→ **Exercise material**:

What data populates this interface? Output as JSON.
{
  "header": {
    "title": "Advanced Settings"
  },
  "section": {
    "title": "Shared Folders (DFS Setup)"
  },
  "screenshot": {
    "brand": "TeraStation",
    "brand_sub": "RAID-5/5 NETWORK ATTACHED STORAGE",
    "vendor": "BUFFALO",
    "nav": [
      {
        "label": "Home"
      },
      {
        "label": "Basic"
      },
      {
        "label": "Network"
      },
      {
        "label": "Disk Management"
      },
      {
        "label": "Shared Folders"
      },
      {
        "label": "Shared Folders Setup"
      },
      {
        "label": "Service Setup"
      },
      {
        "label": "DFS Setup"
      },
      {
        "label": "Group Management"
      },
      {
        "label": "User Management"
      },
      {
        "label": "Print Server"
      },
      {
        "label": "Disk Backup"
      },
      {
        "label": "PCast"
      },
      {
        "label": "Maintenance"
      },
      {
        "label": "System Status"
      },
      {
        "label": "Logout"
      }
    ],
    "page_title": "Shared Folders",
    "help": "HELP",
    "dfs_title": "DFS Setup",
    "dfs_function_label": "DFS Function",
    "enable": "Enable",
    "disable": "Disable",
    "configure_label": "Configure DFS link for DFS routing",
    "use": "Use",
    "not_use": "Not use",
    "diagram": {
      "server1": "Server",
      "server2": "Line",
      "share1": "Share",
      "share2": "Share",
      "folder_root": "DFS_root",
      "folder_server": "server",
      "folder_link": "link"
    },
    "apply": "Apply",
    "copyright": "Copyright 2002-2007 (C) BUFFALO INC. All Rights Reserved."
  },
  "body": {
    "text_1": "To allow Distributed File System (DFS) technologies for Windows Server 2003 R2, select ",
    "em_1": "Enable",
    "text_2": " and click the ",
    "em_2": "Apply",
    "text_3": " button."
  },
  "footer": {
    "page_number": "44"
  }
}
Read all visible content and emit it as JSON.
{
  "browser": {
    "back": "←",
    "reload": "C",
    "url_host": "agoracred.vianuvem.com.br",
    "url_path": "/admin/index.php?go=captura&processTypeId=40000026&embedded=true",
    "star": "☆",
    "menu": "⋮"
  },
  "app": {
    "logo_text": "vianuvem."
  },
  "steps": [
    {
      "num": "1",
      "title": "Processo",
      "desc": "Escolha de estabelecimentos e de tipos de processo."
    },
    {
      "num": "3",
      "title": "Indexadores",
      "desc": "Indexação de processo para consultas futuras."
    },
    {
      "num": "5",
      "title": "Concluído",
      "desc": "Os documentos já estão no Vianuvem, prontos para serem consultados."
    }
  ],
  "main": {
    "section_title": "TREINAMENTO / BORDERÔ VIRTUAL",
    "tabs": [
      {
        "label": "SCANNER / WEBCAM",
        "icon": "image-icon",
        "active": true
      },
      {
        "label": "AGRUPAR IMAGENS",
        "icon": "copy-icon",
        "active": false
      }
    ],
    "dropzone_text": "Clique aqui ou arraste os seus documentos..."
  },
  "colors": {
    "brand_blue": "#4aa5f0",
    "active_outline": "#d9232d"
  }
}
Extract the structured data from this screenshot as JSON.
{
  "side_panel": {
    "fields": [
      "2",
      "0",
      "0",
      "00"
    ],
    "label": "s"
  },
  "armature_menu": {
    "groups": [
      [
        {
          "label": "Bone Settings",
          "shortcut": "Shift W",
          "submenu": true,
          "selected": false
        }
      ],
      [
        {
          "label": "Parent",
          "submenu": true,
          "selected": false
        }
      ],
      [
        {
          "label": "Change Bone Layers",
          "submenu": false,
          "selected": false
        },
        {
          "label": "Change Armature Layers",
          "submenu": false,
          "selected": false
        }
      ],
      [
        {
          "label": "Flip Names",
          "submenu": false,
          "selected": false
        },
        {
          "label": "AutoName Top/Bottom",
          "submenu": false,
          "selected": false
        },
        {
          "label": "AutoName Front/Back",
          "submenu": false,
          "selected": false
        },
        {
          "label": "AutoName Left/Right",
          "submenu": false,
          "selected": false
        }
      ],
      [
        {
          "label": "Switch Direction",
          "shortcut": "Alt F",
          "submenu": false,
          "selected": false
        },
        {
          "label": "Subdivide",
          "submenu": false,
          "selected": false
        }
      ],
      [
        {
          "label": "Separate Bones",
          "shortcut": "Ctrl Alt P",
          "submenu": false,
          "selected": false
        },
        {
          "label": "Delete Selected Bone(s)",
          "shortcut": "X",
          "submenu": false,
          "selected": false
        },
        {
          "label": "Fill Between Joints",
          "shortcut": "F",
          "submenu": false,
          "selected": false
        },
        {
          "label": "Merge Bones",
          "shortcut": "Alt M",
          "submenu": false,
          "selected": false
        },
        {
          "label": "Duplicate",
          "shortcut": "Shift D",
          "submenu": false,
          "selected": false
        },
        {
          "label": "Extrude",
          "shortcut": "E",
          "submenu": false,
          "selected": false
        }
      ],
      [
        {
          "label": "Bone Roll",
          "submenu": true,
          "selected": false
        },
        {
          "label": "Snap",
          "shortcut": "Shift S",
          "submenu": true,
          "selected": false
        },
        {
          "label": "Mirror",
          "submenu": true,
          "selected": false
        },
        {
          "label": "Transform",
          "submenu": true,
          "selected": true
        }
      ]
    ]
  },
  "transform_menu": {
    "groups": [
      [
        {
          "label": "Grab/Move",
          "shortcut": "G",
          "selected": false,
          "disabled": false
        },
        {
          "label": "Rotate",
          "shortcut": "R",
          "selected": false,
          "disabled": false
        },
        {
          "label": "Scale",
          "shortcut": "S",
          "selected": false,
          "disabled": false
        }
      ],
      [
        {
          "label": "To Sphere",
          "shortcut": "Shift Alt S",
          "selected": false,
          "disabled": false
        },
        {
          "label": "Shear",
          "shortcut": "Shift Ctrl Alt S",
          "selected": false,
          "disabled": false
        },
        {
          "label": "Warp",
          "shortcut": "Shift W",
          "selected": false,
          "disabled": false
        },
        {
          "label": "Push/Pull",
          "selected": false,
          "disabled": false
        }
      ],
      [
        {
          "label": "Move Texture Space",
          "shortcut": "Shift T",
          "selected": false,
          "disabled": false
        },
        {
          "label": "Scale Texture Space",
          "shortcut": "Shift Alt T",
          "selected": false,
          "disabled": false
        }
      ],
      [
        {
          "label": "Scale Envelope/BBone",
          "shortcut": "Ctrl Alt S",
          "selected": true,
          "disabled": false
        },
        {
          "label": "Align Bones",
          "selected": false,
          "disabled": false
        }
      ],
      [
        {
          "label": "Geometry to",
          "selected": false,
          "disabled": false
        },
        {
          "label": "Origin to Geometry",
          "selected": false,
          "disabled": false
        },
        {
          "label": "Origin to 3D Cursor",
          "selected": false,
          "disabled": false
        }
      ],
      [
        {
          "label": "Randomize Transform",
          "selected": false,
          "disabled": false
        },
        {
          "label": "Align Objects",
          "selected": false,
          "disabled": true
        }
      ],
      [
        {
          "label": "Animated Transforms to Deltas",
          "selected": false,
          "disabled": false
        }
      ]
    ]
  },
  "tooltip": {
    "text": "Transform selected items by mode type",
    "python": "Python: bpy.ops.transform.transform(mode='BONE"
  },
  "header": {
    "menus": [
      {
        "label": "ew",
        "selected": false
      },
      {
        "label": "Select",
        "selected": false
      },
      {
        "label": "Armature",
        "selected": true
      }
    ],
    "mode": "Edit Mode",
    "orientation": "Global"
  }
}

→ **Description of the task**: Reproduce the records in full, exactly as written.

→ **Answer to this task**:
What data populates this interface? Output as JSON.
{
  "header": {
    "title": "Advanced Settings"
  },
  "section": {
    "title": "Shared Folders (DFS Setup)"
  },
  "screenshot": {
    "brand": "TeraStation",
    "brand_sub": "RAID-5/5 NETWORK ATTACHED STORAGE",
    "vendor": "BUFFALO",
    "nav": [
      {
        "label": "Home"
      },
      {
        "label": "Basic"
      },
      {
        "label": "Network"
      },
      {
        "label": "Disk Management"
      },
      {
        "label": "Shared Folders"
      },
      {
        "label": "Shared Folders Setup"
      },
      {
        "label": "Service Setup"
      },
      {
        "label": "DFS Setup"
      },
      {
        "label": "Group Management"
      },
      {
        "label": "User Management"
      },
      {
        "label": "Print Server"
      },
      {
        "label": "Disk Backup"
      },
      {
        "label": "PCast"
      },
      {
        "label": "Maintenance"
      },
      {
        "label": "System Status"
      },
      {
        "label": "Logout"
      }
    ],
    "page_title": "Shared Folders",
    "help": "HELP",
    "dfs_title": "DFS Setup",
    "dfs_function_label": "DFS Function",
    "enable": "Enable",
    "disable": "Disable",
    "configure_label": "Configure DFS link for DFS routing",
    "use": "Use",
    "not_use": "Not use",
    "diagram": {
      "server1": "Server",
      "server2": "Line",
      "share1": "Share",
      "share2": "Share",
      "folder_root": "DFS_root",
      "folder_server": "server",
      "folder_link": "link"
    },
    "apply": "Apply",
    "copyright": "Copyright 2002-2007 (C) BUFFALO INC. All Rights Reserved."
  },
  "body": {
    "text_1": "To allow Distributed File System (DFS) technologies for Windows Server 2003 R2, select ",
    "em_1": "Enable",
    "text_2": " and click the ",
    "em_2": "Apply",
    "text_3": " button."
  },
  "footer": {
    "page_number": "44"
  }
}
Read all visible content and emit it as JSON.
{
  "browser": {
    "back": "←",
    "reload": "C",
    "url_host": "agoracred.vianuvem.com.br",
    "url_path": "/admin/index.php?go=captura&processTypeId=40000026&embedded=true",
    "star": "☆",
    "menu": "⋮"
  },
  "app": {
    "logo_text": "vianuvem."
  },
  "steps": [
    {
      "num": "1",
      "title": "Processo",
      "desc": "Escolha de estabelecimentos e de tipos de processo."
    },
    {
      "num": "3",
      "title": "Indexadores",
      "desc": "Indexação de processo para consultas futuras."
    },
    {
      "num": "5",
      "title": "Concluído",
      "desc": "Os documentos já estão no Vianuvem, prontos para serem consultados."
    }
  ],
  "main": {
    "section_title": "TREINAMENTO / BORDERÔ VIRTUAL",
    "tabs": [
      {
        "label": "SCANNER / WEBCAM",
        "icon": "image-icon",
        "active": true
      },
      {
        "label": "AGRUPAR IMAGENS",
        "icon": "copy-icon",
        "active": false
      }
    ],
    "dropzone_text": "Clique aqui ou arraste os seus documentos..."
  },
  "colors": {
    "brand_blue": "#4aa5f0",
    "active_outline": "#d9232d"
  }
}
Extract the structured data from this screenshot as JSON.
{
  "side_panel": {
    "fields": [
      "2",
      "0",
      "0",
      "00"
    ],
    "label": "s"
  },
  "armature_menu": {
    "groups": [
      [
        {
          "label": "Bone Settings",
          "shortcut": "Shift W",
          "submenu": true,
          "selected": false
        }
      ],
      [
        {
          "label": "Parent",
          "submenu": true,
          "selected": false
        }
      ],
      [
        {
          "label": "Change Bone Layers",
          "submenu": false,
          "selected": false
        },
        {
          "label": "Change Armature Layers",
          "submenu": false,
          "selected": false
        }
      ],
      [
        {
          "label": "Flip Names",
          "submenu": false,
          "selected": false
        },
        {
          "label": "AutoName Top/Bottom",
          "submenu": false,
          "selected": false
        },
        {
          "label": "AutoName Front/Back",
          "submenu": false,
          "selected": false
        },
        {
          "label": "AutoName Left/Right",
          "submenu": false,
          "selected": false
        }
      ],
      [
        {
          "label": "Switch Direction",
          "shortcut": "Alt F",
          "submenu": false,
          "selected": false
        },
        {
          "label": "Subdivide",
          "submenu": false,
          "selected": false
        }
      ],
      [
        {
          "label": "Separate Bones",
          "shortcut": "Ctrl Alt P",
          "submenu": false,
          "selected": false
        },
        {
          "label": "Delete Selected Bone(s)",
          "shortcut": "X",
          "submenu": false,
          "selected": false
        },
        {
          "label": "Fill Between Joints",
          "shortcut": "F",
          "submenu": false,
          "selected": false
        },
        {
          "label": "Merge Bones",
          "shortcut": "Alt M",
          "submenu": false,
          "selected": false
        },
        {
          "label": "Duplicate",
          "shortcut": "Shift D",
          "submenu": false,
          "selected": false
        },
        {
          "label": "Extrude",
          "shortcut": "E",
          "submenu": false,
          "selected": false
        }
      ],
      [
        {
          "label": "Bone Roll",
          "submenu": true,
          "selected": false
        },
        {
          "label": "Snap",
          "shortcut": "Shift S",
          "submenu": true,
          "selected": false
        },
        {
          "label": "Mirror",
          "submenu": true,
          "selected": false
        },
        {
          "label": "Transform",
          "submenu": true,
          "selected": true
        }
      ]
    ]
  },
  "transform_menu": {
    "groups": [
      [
        {
          "label": "Grab/Move",
          "shortcut": "G",
          "selected": false,
          "disabled": false
        },
        {
          "label": "Rotate",
          "shortcut": "R",
          "selected": false,
          "disabled": false
        },
        {
          "label": "Scale",
          "shortcut": "S",
          "selected": false,
          "disabled": false
        }
      ],
      [
        {
          "label": "To Sphere",
          "shortcut": "Shift Alt S",
          "selected": false,
          "disabled": false
        },
        {
          "label": "Shear",
          "shortcut": "Shift Ctrl Alt S",
          "selected": false,
          "disabled": false
        },
        {
          "label": "Warp",
          "shortcut": "Shift W",
          "selected": false,
          "disabled": false
        },
        {
          "label": "Push/Pull",
          "selected": false,
          "disabled": false
        }
      ],
      [
        {
          "label": "Move Texture Space",
          "shortcut": "Shift T",
          "selected": false,
          "disabled": false
        },
        {
          "label": "Scale Texture Space",
          "shortcut": "Shift Alt T",
          "selected": false,
          "disabled": false
        }
      ],
      [
        {
          "label": "Scale Envelope/BBone",
          "shortcut": "Ctrl Alt S",
          "selected": true,
          "disabled": false
        },
        {
          "label": "Align Bones",
          "selected": false,
          "disabled": false
        }
      ],
      [
        {
          "label": "Geometry to",
          "selected": false,
          "disabled": false
        },
        {
          "label": "Origin to Geometry",
          "selected": false,
          "disabled": false
        },
        {
          "label": "Origin to 3D Cursor",
          "selected": false,
          "disabled": false
        }
      ],
      [
        {
          "label": "Randomize Transform",
          "selected": false,
          "disabled": false
        },
        {
          "label": "Align Objects",
          "selected": false,
          "disabled": true
        }
      ],
      [
        {
          "label": "Animated Transforms to Deltas",
          "selected": false,
          "disabled": false
        }
      ]
    ]
  },
  "tooltip": {
    "text": "Transform selected items by mode type",
    "python": "Python: bpy.ops.transform.transform(mode='BONE"
  },
  "header": {
    "menus": [
      {
        "label": "ew",
        "selected": false
      },
      {
        "label": "Select",
        "selected": false
      },
      {
        "label": "Armature",
        "selected": true
      }
    ],
    "mode": "Edit Mode",
    "orientation": "Global"
  }
}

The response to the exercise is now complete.